AIM :: Of the lines in the entries below, state how many hold the word "Find". Say nothing else.

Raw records
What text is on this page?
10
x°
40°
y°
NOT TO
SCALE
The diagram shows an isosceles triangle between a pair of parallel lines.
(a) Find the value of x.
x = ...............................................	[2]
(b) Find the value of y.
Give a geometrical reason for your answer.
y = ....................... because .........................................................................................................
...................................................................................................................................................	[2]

WORKED SOLUTION :: 2